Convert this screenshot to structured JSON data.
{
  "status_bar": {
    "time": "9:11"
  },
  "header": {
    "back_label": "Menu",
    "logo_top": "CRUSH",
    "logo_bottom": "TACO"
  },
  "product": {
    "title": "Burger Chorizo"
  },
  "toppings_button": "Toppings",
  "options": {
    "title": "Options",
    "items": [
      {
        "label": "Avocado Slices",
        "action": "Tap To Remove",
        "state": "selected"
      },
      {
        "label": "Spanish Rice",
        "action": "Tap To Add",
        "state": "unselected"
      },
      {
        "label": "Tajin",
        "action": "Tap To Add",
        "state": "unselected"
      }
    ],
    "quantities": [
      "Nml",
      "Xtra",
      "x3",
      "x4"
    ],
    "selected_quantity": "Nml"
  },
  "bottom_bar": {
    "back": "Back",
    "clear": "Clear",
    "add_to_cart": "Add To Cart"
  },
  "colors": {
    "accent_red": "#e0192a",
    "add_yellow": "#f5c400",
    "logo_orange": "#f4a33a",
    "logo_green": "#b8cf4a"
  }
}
#####
Set down the listing above in full, please, exactly as it appears.

Convert this screenshot to structured JSON data.
{
  "status_bar": {
    "time": "9:11"
  },
  "header": {
    "back_label": "Menu",
    "logo_top": "CRUSH",
    "logo_bottom": "TACO"
  },
  "product": {
    "title": "Burger Chorizo"
  },
  "toppings_button": "Toppings",
  "options": {
    "title": "Options",
    "items": [
      {
        "label": "Avocado Slices",
        "action": "Tap To Remove",
        "state": "selected"
      },
      {
        "label": "Spanish Rice",
        "action": "Tap To Add",
        "state": "unselected"
      },
      {
        "label": "Tajin",
        "action": "Tap To Add",
        "state": "unselected"
      }
    ],
    "quantities": [
      "Nml",
      "Xtra",
      "x3",
      "x4"
    ],
    "selected_quantity": "Nml"
  },
  "bottom_bar": {
    "back": "Back",
    "clear": "Clear",
    "add_to_cart": "Add To Cart"
  },
  "colors": {
    "accent_red": "#e0192a",
    "add_yellow": "#f5c400",
    "logo_orange": "#f4a33a",
    "logo_green": "#b8cf4a"
  }
}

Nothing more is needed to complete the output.